**Input material**
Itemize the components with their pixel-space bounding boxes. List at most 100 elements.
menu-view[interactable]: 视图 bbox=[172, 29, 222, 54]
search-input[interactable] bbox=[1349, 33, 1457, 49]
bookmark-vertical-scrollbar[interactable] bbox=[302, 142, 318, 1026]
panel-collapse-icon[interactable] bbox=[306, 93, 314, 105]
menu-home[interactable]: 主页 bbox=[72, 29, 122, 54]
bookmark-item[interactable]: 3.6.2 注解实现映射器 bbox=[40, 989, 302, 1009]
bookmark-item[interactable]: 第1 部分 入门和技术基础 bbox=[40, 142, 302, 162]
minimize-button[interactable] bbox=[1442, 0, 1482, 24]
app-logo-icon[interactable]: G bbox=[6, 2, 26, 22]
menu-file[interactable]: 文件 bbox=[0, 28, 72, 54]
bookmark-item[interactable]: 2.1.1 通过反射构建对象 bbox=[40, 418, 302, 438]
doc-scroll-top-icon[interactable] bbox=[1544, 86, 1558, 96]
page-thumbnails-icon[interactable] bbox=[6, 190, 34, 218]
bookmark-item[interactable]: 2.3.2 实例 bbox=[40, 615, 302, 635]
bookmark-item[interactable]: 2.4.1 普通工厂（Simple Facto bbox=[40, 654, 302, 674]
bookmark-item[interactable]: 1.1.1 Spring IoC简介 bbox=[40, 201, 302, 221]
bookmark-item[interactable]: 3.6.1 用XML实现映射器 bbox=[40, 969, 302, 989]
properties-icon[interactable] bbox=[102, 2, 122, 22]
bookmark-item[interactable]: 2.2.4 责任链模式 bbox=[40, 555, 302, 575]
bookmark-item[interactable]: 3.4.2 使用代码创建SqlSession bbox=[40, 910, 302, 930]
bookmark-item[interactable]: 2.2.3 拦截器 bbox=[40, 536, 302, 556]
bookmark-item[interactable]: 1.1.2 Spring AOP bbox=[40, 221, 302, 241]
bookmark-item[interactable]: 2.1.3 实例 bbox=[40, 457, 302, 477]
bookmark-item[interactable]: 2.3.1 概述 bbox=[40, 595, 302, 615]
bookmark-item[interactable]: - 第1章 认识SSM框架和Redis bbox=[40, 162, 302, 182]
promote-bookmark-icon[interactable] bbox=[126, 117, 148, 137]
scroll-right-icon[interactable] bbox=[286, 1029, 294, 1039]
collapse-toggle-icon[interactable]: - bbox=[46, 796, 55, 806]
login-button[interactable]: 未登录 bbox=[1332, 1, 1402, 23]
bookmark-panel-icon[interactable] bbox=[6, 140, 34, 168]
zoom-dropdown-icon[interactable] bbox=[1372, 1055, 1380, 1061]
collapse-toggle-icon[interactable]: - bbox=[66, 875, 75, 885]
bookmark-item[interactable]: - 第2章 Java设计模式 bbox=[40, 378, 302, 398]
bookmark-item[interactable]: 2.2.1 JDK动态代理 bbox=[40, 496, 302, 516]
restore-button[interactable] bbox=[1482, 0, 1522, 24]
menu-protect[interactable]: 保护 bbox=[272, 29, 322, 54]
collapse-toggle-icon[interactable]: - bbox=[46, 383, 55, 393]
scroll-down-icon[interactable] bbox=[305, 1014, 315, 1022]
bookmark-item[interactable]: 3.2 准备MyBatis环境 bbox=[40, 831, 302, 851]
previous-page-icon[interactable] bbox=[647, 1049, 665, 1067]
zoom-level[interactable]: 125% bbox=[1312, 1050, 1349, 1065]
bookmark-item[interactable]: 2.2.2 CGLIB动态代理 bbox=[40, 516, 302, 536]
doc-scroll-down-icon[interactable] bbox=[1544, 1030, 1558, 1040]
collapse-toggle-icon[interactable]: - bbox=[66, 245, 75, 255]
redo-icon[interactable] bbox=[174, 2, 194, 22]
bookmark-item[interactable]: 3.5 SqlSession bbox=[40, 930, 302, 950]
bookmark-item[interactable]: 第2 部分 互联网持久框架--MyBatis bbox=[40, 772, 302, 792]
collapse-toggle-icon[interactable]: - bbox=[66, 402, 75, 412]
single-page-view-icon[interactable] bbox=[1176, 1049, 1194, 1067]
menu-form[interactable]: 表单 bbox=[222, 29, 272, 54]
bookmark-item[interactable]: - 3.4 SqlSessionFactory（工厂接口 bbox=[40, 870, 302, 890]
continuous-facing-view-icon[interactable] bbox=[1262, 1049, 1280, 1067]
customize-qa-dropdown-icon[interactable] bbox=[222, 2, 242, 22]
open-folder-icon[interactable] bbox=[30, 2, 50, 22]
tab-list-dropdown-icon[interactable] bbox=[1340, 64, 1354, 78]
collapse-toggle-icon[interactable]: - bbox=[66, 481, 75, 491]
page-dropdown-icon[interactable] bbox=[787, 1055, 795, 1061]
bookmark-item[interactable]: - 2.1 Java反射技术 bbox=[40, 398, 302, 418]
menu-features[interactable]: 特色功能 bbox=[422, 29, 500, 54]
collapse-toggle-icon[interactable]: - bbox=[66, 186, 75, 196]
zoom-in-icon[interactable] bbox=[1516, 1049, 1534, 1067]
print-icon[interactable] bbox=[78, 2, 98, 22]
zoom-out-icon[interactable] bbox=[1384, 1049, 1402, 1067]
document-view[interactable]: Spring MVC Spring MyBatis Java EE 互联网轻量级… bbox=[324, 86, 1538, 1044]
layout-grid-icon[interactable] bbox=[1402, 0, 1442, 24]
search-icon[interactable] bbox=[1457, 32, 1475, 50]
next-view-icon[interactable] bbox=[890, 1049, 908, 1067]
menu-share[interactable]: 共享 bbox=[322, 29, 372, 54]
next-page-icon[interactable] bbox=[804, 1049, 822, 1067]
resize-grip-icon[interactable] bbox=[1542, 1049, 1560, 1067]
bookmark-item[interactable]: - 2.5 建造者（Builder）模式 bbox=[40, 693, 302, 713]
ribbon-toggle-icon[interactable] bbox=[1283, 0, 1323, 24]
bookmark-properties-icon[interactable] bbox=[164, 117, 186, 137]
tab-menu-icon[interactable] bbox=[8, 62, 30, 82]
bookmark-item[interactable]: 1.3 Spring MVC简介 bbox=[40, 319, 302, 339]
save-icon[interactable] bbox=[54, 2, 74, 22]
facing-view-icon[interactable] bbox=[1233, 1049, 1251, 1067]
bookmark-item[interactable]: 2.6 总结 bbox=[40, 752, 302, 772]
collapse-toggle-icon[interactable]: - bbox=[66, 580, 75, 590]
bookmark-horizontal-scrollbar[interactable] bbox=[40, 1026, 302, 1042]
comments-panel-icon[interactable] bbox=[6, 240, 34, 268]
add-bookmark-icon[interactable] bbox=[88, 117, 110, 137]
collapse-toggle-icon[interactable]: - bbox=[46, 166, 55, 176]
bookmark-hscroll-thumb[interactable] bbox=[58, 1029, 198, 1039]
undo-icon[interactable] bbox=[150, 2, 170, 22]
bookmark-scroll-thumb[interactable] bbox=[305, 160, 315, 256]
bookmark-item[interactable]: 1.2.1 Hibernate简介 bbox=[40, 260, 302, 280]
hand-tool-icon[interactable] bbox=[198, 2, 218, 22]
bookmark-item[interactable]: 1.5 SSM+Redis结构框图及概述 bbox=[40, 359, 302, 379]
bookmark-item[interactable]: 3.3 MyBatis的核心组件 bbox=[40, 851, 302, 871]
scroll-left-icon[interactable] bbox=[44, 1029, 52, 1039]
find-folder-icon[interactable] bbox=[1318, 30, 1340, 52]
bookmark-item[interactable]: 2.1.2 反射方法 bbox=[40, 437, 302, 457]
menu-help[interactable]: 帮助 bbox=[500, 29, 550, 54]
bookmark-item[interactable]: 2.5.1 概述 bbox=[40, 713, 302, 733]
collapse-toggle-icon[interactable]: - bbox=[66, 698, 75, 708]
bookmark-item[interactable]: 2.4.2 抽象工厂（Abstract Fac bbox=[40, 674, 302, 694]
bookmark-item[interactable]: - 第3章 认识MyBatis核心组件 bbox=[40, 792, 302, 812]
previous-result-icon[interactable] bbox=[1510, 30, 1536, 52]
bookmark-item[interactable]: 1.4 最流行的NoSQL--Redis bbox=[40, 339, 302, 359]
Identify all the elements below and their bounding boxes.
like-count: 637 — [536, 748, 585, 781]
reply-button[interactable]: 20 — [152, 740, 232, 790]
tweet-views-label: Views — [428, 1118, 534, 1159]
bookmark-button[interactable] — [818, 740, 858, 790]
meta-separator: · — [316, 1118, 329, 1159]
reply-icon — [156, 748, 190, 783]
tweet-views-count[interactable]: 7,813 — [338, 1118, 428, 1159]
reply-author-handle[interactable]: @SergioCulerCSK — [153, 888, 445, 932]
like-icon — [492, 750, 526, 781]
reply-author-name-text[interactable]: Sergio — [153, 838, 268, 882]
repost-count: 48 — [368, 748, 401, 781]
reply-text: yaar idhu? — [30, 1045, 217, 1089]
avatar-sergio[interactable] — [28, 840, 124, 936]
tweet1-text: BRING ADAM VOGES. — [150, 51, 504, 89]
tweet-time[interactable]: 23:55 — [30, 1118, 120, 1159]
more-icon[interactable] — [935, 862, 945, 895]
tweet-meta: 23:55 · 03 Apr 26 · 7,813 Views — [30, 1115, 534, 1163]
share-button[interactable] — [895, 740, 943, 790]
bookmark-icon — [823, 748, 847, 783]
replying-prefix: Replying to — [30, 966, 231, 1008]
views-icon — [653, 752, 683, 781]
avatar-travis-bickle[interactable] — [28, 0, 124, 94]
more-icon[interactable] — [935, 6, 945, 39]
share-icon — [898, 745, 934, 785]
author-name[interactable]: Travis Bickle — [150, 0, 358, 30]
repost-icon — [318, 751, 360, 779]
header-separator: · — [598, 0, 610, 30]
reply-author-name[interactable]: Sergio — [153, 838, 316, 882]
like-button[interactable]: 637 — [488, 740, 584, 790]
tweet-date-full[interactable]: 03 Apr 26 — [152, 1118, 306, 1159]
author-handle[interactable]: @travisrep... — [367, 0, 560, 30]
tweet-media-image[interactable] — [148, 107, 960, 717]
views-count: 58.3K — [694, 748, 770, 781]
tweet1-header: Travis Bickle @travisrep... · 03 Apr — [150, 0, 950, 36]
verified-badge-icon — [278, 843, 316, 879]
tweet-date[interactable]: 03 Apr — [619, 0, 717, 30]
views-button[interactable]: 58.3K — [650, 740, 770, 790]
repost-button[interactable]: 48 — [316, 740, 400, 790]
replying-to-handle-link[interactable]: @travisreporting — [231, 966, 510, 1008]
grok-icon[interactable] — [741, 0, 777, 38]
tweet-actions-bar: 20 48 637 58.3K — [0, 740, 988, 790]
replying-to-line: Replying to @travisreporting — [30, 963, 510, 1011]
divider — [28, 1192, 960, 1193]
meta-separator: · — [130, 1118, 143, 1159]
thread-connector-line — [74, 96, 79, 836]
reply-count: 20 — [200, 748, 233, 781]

**Task description**
Extract every line of the material that contains the string "like", copying each line in full.

**Completed task**
like-count: 637 — [536, 748, 585, 781]
like-icon — [492, 750, 526, 781]
like-button[interactable]: 637 — [488, 740, 584, 790]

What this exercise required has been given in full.